--- START DATA LISTING ---
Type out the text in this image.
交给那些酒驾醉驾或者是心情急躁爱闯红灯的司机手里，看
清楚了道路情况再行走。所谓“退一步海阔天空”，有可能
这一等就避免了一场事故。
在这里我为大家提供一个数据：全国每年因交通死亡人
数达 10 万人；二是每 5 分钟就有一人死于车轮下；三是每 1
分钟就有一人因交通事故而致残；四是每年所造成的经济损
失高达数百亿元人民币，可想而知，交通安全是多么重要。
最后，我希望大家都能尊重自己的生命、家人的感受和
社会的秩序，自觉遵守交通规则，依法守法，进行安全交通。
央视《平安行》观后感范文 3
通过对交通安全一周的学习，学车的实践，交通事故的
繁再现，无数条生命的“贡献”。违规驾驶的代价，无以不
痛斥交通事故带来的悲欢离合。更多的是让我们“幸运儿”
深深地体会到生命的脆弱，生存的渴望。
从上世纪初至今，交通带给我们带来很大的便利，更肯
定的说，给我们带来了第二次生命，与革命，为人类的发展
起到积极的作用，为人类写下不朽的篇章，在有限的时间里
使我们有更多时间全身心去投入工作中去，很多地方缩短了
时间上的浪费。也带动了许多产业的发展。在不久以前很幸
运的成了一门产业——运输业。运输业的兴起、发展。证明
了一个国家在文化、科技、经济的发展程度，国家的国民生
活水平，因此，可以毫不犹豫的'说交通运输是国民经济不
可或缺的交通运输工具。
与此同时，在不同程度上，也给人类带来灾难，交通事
--- END DATA LISTING ---
_STATED EXERCISE_.
Restate each of the entries above verbatim.

_COMPLETE OUTPUT_.
Type out the text in this image.
交给那些酒驾醉驾或者是心情急躁爱闯红灯的司机手里，看
清楚了道路情况再行走。所谓“退一步海阔天空”，有可能
这一等就避免了一场事故。
在这里我为大家提供一个数据：全国每年因交通死亡人
数达 10 万人；二是每 5 分钟就有一人死于车轮下；三是每 1
分钟就有一人因交通事故而致残；四是每年所造成的经济损
失高达数百亿元人民币，可想而知，交通安全是多么重要。
最后，我希望大家都能尊重自己的生命、家人的感受和
社会的秩序，自觉遵守交通规则，依法守法，进行安全交通。
央视《平安行》观后感范文 3
通过对交通安全一周的学习，学车的实践，交通事故的
繁再现，无数条生命的“贡献”。违规驾驶的代价，无以不
痛斥交通事故带来的悲欢离合。更多的是让我们“幸运儿”
深深地体会到生命的脆弱，生存的渴望。
从上世纪初至今，交通带给我们带来很大的便利，更肯
定的说，给我们带来了第二次生命，与革命，为人类的发展
起到积极的作用，为人类写下不朽的篇章，在有限的时间里
使我们有更多时间全身心去投入工作中去，很多地方缩短了
时间上的浪费。也带动了许多产业的发展。在不久以前很幸
运的成了一门产业——运输业。运输业的兴起、发展。证明
了一个国家在文化、科技、经济的发展程度，国家的国民生
活水平，因此，可以毫不犹豫的'说交通运输是国民经济不
可或缺的交通运输工具。
与此同时，在不同程度上，也给人类带来灾难，交通事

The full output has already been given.